### GIVEN TEXT
((

SA = oceans.loc[oceans["name"] == name]
Downloading data from 'https://naturalearth.s3.amazonaws.com/4.1.1/50m_physical/ne_50m_geography_marine_polys.zip' to file '/home/runner/.cache/pooch/f076ff648997d7b0fc77283e51b7d78d-ne_50m_geography_marine_polys.zip'.

When accessing gridded datasets we need to define the protocol="griddap" in our class instantiation.

[2]:
from erddapy import ERDDAP

e = ERDDAP(
    server="https://pae-paha.pacioos.hawaii.edu/erddap",
    protocol="griddap",
)

e.dataset_id = "etopo5_lon180"

CAVEAT: Note that ERDDAP can serve gridded data with longitudes in the 0–360 format or -180–180. The user must inspect the dataset and modify your query accordingly.

Information on the griddap dataset is fetched with griddap_initialize. This fills in the variables and constraints properties for that dataset.

[3]:
import json

e.griddap_initialize()

print(f"variables in this dataset:\n\n{e.variables}")
constraints = json.dumps(e.constraints, indent=1)
print(f"\nconstraints of this dataset:\n\n{constraints}")
variables in this dataset:

['ROSE']

constraints of this dataset:

{
 "latitude>=": -90.0,
 "latitude<=": 90.0,
 "latitude_step": 1,
 "longitude>=": -179.99833294744155,
 "longitude<=": 179.91833294744154,
 "longitude_step": 1
}

The default behaviour is to use erddap standard subsetting to return all variables at the most recent timestep and every point of the remaining dimensions.

This can result in large data requests! However, the values of the constraints can be changed and variables dropped before data set is downloaded. Here we will download only one variable from that list.

[4]:
e.variables = [e.variables[0]]

print(f"Downloading {e.variables}.")
Downloading ['ROSE'].

And we will reduce the dataset a bit further by requesting only the data that is inside the bounding box of the South Atlantic.

[5]:
SA.bounds
[5]:
minx miny maxx maxy
6 -69.092082 -60.533462 19.634854 0.032867
[6]:
def bounds2contraints(bounds):
    return {
        "longitude>=": bounds.minx.squeeze(),
        "longitude<=": bounds.maxx.squeeze(),
        "latitude>=": bounds.miny.squeeze(),
        "latitude<=": bounds.maxy.squeeze(),
    }


e.constraints.update(bounds2contraints(SA.bounds))

))

### TASKS
**A.** Answer these questions about the ERDDAP griddap walkthrough, one line each:
(i) What protocol must be defined when instantiating the class to access gridded datasets?
(ii) Which method fetches information on the griddap dataset?
(iii) What is the name of the only variable listed for this dataset?
**B.** Using the ERDDAP griddap walkthrough, explain why the variables are cut down to one and the constraints are changed before the download.
**C.** Reproduce the portion of the ERDDAP griddap walkthrough starting with "This can result" and going on through "the South Atlantic.".

### SUPPLIED INFORMATION
((

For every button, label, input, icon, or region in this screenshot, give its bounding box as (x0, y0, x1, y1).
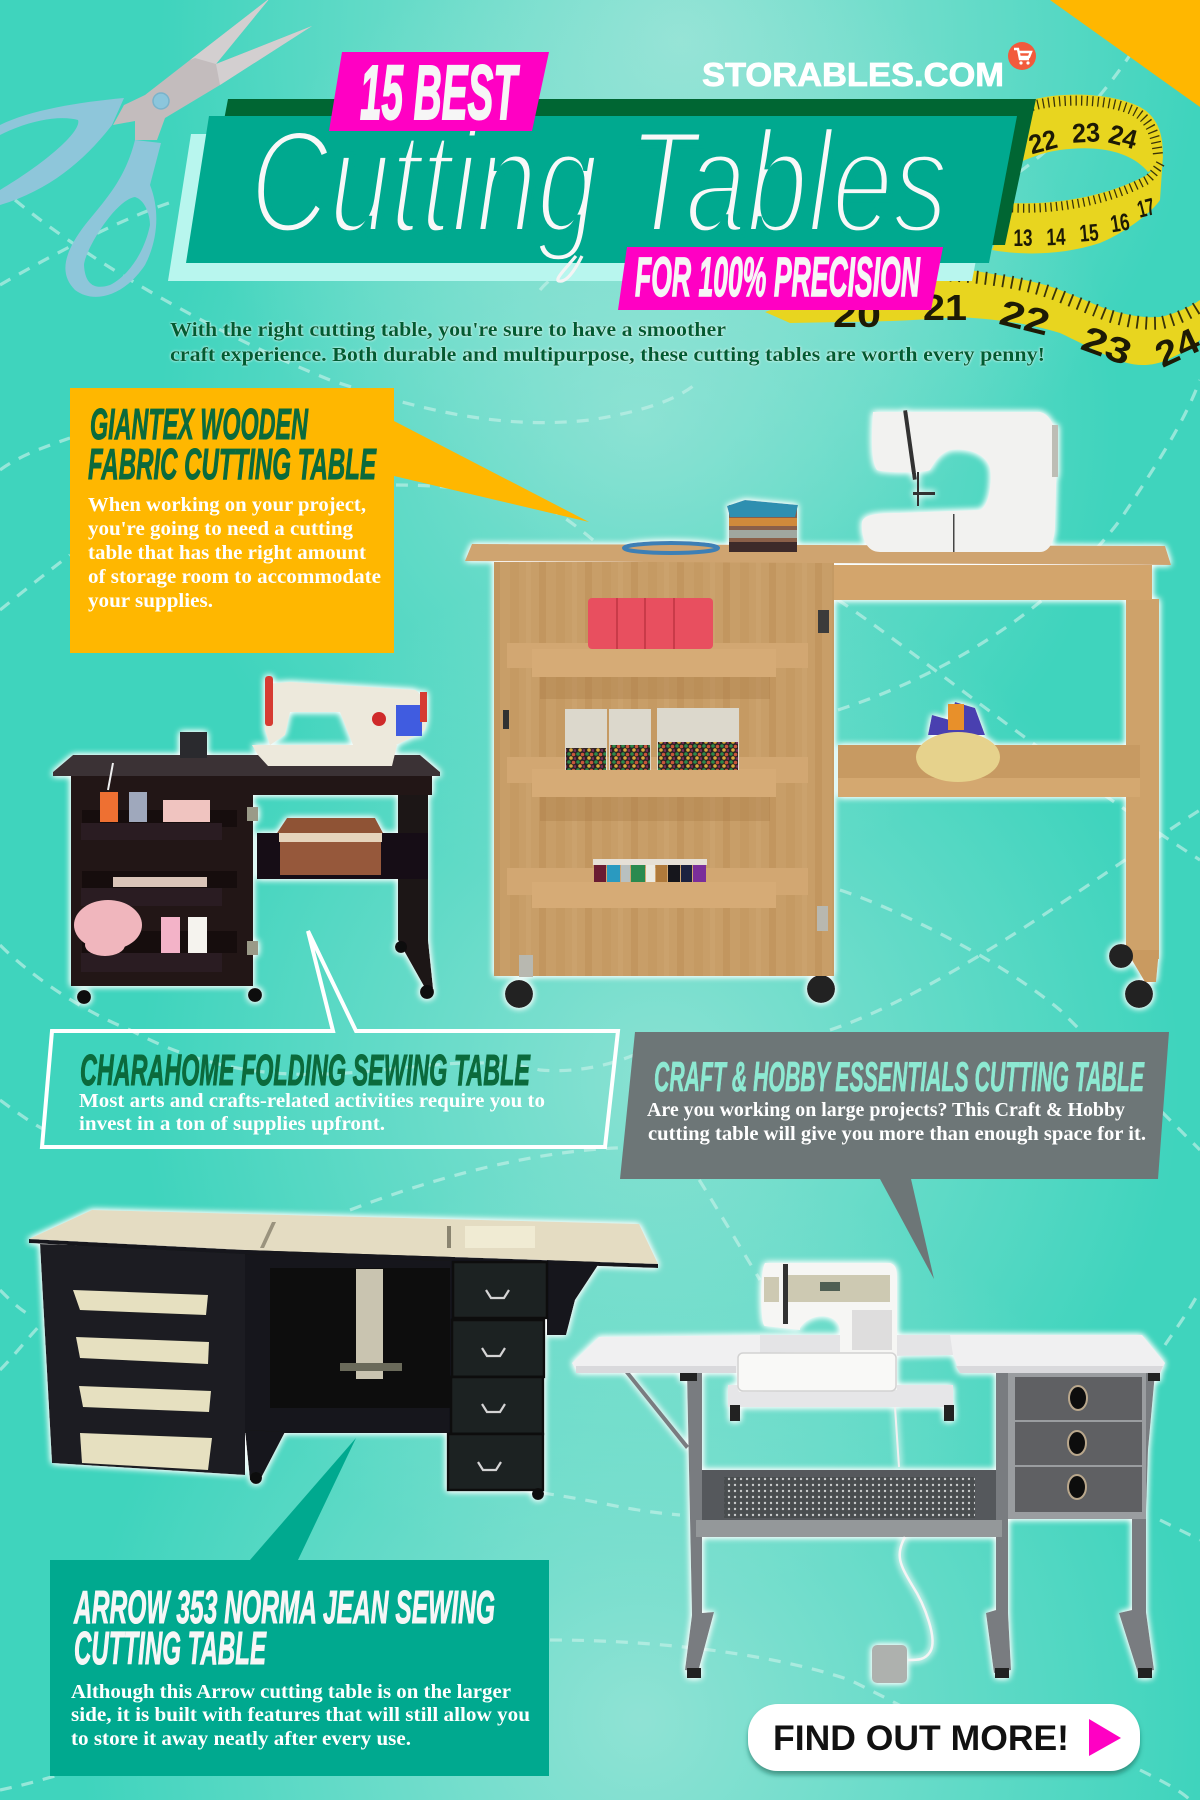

))

### RESPONSES
**A.**
(i) protocol="griddap"
(ii) griddap_initialize
(iii) ROSE

**B.** By default, erddap standard subsetting returns all variables at the most recent timestep and every point of the remaining dimensions, which can produce large data requests. Dropping variables and changing the constraint values beforehand keeps the download smaller.

**C.**
This can result in large data requests! However, the values of the constraints can be changed and variables dropped before data set is downloaded. Here we will download only one variable from that list.

[4]:
e.variables = [e.variables[0]]

print(f"Downloading {e.variables}.")
Downloading ['ROSE'].

And we will reduce the dataset a bit further by requesting only the data that is inside the bounding box of the South Atlantic.